▶ _Task to complete_: In the zinc supplement thread below, how many of the men followed in the Health Professionals Follow-up Study developed advanced prostate cancer?

During follow-up from 1986 through 2000 of 46,074 U.S. men enrolled in the Health Professionals Follow-up Study, 2,901 developed prostate cancer, including 434 cases of advanced cancer.

Although supplemental zinc up to 100 mg/day was not associated with prostate cancer risk, men who consumed more than 100 mg/day of supplemental zinc had more than double the risk of advanced prostate cancer compared with nonusers (relative risk, 2.29; 95% confidence interval [CI], 1.06 - 4.95; P = .003 for trend). In men who used zinc supplements for at least 10 years, relative risk was 2.37 (95% CI, 1.42 - 3.95; P <.001 for trend).

"Excessively high zinc intake was associated with an increased risk of advanced prostate cancer," the authors write. "Although we cannot rule out residual confounding by supplemental calcium intake or some unmeasured correlate of zinc supplement use, our findings, that chronic zinc oversupply may play a role in prostate carcinogenesis, warrant further investigation."

what are you planning on using for?

up to 80 mg may be safe, not for prolonged use though... as states on here

----------


## Papi93

From the research I've done (Optimum Sports Nutrition by Dr. Micheal Colgan), the maximum you would want supplement with is 50mg. That's what I personally use myself; along with magnesium and vitamin B6.

----------


## Papi93

I use the zinc, magnesium, and vitamin B6 as a natural test booster.

----------


## hurley11

If your worried about taking zma dont. Most dosages are around 30mg for 3 capsules (which is usually the recommended intake per day). That amount should be completely safe.

----------


## neuf80

From what I have read, 15mg is generally a sufficient dose for zinc when it's necessary to supplement with it. You really don't want to take too high of a dose (say 50mg). Also, zinc and copper compete with each other, so if you're going to take zinc for a long period of time, you should also look into a low dose copper supplement. But, if you have a zinc deficiency, it's definitely worth looking into. Zinc deficiencies can lead to hair loss, cold sores, acne, and even some hormonal problems, and it's necessary for testosterone levels .

----------


## IM708

Up to 100mg but 30-50mg is the standard dosage.

----------

▶ _Stored data_:
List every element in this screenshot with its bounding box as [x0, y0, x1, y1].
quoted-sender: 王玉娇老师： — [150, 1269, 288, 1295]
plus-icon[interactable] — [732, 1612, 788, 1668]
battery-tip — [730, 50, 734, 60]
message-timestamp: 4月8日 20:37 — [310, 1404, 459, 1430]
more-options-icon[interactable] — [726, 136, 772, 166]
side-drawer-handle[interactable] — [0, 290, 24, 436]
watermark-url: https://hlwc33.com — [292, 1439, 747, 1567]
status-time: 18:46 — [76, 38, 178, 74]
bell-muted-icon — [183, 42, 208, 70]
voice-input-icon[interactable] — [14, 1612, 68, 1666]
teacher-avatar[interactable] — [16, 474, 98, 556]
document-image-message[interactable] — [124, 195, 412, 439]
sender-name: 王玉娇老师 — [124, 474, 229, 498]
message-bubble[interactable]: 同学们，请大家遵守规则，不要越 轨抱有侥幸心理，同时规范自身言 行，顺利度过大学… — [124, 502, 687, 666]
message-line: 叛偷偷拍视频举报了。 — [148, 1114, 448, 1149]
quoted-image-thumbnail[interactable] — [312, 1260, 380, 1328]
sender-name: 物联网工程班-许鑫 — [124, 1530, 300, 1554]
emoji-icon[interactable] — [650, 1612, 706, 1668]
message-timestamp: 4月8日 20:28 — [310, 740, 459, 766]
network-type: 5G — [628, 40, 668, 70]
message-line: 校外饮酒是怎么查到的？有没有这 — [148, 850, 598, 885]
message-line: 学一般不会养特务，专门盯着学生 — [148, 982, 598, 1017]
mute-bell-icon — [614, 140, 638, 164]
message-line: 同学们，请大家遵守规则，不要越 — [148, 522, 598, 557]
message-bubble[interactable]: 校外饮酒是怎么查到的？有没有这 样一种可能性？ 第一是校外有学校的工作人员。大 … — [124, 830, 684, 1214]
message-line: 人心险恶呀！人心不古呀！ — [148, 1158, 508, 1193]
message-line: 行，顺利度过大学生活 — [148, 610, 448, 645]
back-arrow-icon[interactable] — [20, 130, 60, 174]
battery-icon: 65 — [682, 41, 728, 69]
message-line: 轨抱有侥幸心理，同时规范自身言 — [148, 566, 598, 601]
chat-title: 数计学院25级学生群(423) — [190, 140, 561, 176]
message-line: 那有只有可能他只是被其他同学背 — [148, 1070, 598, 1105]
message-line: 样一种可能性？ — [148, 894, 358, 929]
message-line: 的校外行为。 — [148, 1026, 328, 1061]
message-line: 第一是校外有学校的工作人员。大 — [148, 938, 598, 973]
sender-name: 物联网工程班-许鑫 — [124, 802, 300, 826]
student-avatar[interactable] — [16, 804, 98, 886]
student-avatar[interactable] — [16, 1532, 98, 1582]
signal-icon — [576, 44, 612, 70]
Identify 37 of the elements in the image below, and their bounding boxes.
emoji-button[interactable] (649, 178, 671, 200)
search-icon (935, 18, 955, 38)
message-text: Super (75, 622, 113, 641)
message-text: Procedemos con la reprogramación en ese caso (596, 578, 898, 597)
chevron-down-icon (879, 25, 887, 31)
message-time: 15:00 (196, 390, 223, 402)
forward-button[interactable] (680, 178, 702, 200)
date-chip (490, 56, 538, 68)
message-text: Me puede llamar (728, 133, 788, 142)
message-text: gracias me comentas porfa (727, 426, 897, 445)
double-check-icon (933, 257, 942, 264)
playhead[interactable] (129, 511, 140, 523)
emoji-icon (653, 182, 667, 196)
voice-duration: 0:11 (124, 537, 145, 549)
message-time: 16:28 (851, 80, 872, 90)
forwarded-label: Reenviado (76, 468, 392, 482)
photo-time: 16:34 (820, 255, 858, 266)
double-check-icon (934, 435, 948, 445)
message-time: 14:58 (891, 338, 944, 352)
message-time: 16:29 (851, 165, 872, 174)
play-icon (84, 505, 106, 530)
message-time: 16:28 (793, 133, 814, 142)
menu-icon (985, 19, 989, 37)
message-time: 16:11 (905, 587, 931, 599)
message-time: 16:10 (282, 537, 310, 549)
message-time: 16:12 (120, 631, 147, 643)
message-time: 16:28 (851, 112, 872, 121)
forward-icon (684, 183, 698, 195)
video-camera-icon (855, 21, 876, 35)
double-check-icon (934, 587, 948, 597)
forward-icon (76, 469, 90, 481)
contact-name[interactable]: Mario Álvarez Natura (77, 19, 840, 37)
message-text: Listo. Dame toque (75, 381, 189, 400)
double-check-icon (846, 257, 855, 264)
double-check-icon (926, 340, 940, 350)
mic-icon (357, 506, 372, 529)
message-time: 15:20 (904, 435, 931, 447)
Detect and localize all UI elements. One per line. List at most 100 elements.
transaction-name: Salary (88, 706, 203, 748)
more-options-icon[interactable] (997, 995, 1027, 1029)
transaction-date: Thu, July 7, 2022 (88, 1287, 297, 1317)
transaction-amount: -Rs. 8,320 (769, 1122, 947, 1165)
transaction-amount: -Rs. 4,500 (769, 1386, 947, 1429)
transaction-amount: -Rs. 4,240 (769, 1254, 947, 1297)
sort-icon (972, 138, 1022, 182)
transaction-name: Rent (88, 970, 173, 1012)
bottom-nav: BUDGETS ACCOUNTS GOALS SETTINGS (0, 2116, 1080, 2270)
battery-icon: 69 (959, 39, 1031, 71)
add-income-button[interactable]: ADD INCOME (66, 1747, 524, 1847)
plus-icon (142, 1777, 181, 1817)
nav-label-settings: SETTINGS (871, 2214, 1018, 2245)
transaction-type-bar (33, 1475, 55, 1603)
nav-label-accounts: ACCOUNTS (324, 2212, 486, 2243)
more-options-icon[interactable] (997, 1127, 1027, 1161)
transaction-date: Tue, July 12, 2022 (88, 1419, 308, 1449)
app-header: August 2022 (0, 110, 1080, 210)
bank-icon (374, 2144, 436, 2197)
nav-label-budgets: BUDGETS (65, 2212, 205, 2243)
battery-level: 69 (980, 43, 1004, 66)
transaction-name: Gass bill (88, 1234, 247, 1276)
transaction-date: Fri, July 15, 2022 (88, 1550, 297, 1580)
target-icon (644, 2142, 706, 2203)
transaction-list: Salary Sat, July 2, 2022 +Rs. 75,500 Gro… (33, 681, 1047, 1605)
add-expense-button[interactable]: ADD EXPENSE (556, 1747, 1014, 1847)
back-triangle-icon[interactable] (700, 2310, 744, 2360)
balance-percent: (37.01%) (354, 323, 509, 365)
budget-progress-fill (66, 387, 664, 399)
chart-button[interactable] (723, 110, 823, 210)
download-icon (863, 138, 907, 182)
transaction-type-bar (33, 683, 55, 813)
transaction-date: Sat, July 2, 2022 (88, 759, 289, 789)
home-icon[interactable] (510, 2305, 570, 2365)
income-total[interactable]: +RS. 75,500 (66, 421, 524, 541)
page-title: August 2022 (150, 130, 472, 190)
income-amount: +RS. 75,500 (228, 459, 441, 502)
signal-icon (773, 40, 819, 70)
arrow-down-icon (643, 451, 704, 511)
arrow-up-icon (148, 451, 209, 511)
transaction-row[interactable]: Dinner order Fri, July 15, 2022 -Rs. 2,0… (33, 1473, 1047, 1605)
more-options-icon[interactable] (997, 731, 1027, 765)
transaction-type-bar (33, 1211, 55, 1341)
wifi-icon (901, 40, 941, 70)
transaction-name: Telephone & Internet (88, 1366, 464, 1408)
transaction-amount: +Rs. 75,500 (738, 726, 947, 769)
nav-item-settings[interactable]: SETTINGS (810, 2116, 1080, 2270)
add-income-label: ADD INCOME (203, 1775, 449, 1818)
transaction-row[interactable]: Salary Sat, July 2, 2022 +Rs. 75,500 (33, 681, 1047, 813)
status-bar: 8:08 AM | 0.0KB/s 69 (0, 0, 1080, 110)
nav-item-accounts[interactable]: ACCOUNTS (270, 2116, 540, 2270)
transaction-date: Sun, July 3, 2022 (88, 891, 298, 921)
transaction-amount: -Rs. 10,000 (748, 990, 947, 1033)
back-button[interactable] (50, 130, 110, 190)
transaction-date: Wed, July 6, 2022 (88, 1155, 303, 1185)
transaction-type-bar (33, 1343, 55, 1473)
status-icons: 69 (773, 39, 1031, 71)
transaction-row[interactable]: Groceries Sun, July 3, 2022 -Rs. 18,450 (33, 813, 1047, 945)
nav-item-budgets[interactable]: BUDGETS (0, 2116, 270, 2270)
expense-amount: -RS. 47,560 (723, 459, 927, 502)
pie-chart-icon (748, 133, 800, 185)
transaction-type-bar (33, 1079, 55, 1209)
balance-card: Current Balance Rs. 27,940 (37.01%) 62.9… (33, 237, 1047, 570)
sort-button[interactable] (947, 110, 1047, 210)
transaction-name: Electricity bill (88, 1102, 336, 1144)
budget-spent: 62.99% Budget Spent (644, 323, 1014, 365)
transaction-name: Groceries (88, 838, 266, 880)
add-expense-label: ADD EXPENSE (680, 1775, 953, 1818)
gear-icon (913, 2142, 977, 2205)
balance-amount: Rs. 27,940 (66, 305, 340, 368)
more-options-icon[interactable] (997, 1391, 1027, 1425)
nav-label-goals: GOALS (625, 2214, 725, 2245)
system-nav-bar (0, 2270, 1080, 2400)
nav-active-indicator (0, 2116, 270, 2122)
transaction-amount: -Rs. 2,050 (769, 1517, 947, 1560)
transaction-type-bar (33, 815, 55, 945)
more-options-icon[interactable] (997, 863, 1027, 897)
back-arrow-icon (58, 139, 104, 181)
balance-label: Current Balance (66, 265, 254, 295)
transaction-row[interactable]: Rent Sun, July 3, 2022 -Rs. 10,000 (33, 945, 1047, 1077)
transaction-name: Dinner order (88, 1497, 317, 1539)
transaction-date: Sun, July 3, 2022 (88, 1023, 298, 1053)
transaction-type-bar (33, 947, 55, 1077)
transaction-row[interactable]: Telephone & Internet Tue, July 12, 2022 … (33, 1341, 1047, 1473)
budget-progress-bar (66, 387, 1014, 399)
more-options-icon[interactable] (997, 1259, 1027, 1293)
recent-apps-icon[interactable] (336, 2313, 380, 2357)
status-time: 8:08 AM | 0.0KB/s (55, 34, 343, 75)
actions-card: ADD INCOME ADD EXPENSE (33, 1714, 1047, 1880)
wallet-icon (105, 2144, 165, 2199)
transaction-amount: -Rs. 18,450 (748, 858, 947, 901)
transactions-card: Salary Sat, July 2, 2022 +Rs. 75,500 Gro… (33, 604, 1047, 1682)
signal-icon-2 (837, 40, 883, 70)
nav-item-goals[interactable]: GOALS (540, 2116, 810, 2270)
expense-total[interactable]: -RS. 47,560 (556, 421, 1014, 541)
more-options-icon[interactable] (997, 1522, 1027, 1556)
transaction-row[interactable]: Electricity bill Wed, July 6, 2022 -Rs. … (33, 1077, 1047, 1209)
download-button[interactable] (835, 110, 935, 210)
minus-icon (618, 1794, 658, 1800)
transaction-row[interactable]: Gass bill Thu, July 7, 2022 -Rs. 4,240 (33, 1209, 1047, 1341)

▶ _Solution to this problem_: 434